-- START MATERIAL FOR THIS TASK --

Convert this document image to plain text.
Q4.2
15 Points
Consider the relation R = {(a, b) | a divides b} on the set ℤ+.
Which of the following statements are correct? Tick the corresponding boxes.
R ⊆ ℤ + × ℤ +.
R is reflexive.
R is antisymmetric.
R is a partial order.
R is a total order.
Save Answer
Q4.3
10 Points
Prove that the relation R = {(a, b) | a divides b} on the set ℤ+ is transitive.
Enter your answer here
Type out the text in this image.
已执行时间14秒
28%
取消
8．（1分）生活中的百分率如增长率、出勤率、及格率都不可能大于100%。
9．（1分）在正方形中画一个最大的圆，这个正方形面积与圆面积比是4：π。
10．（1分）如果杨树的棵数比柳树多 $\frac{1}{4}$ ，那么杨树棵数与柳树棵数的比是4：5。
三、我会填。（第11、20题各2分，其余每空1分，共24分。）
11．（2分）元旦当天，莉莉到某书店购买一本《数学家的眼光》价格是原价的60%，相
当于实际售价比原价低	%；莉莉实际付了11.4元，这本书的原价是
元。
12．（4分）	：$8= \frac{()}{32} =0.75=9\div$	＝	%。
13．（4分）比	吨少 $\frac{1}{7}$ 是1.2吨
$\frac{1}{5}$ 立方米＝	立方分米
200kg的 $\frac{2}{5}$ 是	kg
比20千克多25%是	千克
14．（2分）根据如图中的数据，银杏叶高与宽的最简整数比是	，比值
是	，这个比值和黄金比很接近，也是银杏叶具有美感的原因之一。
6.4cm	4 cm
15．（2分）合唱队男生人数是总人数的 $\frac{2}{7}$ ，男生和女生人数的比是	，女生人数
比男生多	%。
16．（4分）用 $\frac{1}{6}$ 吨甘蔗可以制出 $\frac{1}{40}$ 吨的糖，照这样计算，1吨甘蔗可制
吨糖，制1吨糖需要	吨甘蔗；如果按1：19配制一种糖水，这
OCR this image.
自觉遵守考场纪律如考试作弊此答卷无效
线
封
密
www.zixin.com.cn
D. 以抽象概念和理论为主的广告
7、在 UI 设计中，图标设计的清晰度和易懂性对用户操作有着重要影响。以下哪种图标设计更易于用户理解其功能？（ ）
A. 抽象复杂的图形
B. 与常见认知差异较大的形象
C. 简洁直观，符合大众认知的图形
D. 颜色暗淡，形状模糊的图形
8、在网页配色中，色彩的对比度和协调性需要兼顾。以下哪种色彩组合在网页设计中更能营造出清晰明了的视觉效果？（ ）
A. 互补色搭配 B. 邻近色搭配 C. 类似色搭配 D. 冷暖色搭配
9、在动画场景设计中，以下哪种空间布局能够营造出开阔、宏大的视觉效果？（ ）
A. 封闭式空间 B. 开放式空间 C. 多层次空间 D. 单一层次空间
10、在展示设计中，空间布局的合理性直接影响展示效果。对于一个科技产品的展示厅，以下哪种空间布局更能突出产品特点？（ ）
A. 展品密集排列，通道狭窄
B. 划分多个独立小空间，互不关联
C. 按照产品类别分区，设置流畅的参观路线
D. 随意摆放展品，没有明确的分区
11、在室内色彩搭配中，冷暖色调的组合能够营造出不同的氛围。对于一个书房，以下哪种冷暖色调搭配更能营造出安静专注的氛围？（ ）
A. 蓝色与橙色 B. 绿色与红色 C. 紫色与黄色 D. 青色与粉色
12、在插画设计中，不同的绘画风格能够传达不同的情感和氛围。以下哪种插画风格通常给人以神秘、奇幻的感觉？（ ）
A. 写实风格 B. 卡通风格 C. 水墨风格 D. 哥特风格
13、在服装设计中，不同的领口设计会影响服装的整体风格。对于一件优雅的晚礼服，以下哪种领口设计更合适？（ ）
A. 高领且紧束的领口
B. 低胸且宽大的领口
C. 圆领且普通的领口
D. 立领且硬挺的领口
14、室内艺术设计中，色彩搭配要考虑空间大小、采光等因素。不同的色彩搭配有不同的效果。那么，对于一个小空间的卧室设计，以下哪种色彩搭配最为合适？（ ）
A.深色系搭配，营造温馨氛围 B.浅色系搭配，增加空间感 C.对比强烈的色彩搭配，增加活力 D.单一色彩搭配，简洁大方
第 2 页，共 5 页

-- END MATERIAL FOR THIS TASK --

§ **GOAL OF THE EXERCISE**
Restate all of the entries exactly, please.

§ **TASK SOLUTION**
Convert this document image to plain text.
Q4.2
15 Points
Consider the relation R = {(a, b) | a divides b} on the set ℤ+.
Which of the following statements are correct? Tick the corresponding boxes.
R ⊆ ℤ + × ℤ +.
R is reflexive.
R is antisymmetric.
R is a partial order.
R is a total order.
Save Answer
Q4.3
10 Points
Prove that the relation R = {(a, b) | a divides b} on the set ℤ+ is transitive.
Enter your answer here
Type out the text in this image.
已执行时间14秒
28%
取消
8．（1分）生活中的百分率如增长率、出勤率、及格率都不可能大于100%。
9．（1分）在正方形中画一个最大的圆，这个正方形面积与圆面积比是4：π。
10．（1分）如果杨树的棵数比柳树多 $\frac{1}{4}$ ，那么杨树棵数与柳树棵数的比是4：5。
三、我会填。（第11、20题各2分，其余每空1分，共24分。）
11．（2分）元旦当天，莉莉到某书店购买一本《数学家的眼光》价格是原价的60%，相
当于实际售价比原价低	%；莉莉实际付了11.4元，这本书的原价是
元。
12．（4分）	：$8= \frac{()}{32} =0.75=9\div$	＝	%。
13．（4分）比	吨少 $\frac{1}{7}$ 是1.2吨
$\frac{1}{5}$ 立方米＝	立方分米
200kg的 $\frac{2}{5}$ 是	kg
比20千克多25%是	千克
14．（2分）根据如图中的数据，银杏叶高与宽的最简整数比是	，比值
是	，这个比值和黄金比很接近，也是银杏叶具有美感的原因之一。
6.4cm	4 cm
15．（2分）合唱队男生人数是总人数的 $\frac{2}{7}$ ，男生和女生人数的比是	，女生人数
比男生多	%。
16．（4分）用 $\frac{1}{6}$ 吨甘蔗可以制出 $\frac{1}{40}$ 吨的糖，照这样计算，1吨甘蔗可制
吨糖，制1吨糖需要	吨甘蔗；如果按1：19配制一种糖水，这
OCR this image.
自觉遵守考场纪律如考试作弊此答卷无效
线
封
密
www.zixin.com.cn
D. 以抽象概念和理论为主的广告
7、在 UI 设计中，图标设计的清晰度和易懂性对用户操作有着重要影响。以下哪种图标设计更易于用户理解其功能？（ ）
A. 抽象复杂的图形
B. 与常见认知差异较大的形象
C. 简洁直观，符合大众认知的图形
D. 颜色暗淡，形状模糊的图形
8、在网页配色中，色彩的对比度和协调性需要兼顾。以下哪种色彩组合在网页设计中更能营造出清晰明了的视觉效果？（ ）
A. 互补色搭配 B. 邻近色搭配 C. 类似色搭配 D. 冷暖色搭配
9、在动画场景设计中，以下哪种空间布局能够营造出开阔、宏大的视觉效果？（ ）
A. 封闭式空间 B. 开放式空间 C. 多层次空间 D. 单一层次空间
10、在展示设计中，空间布局的合理性直接影响展示效果。对于一个科技产品的展示厅，以下哪种空间布局更能突出产品特点？（ ）
A. 展品密集排列，通道狭窄
B. 划分多个独立小空间，互不关联
C. 按照产品类别分区，设置流畅的参观路线
D. 随意摆放展品，没有明确的分区
11、在室内色彩搭配中，冷暖色调的组合能够营造出不同的氛围。对于一个书房，以下哪种冷暖色调搭配更能营造出安静专注的氛围？（ ）
A. 蓝色与橙色 B. 绿色与红色 C. 紫色与黄色 D. 青色与粉色
12、在插画设计中，不同的绘画风格能够传达不同的情感和氛围。以下哪种插画风格通常给人以神秘、奇幻的感觉？（ ）
A. 写实风格 B. 卡通风格 C. 水墨风格 D. 哥特风格
13、在服装设计中，不同的领口设计会影响服装的整体风格。对于一件优雅的晚礼服，以下哪种领口设计更合适？（ ）
A. 高领且紧束的领口
B. 低胸且宽大的领口
C. 圆领且普通的领口
D. 立领且硬挺的领口
14、室内艺术设计中，色彩搭配要考虑空间大小、采光等因素。不同的色彩搭配有不同的效果。那么，对于一个小空间的卧室设计，以下哪种色彩搭配最为合适？（ ）
A.深色系搭配，营造温馨氛围 B.浅色系搭配，增加空间感 C.对比强烈的色彩搭配，增加活力 D.单一色彩搭配，简洁大方
第 2 页，共 5 页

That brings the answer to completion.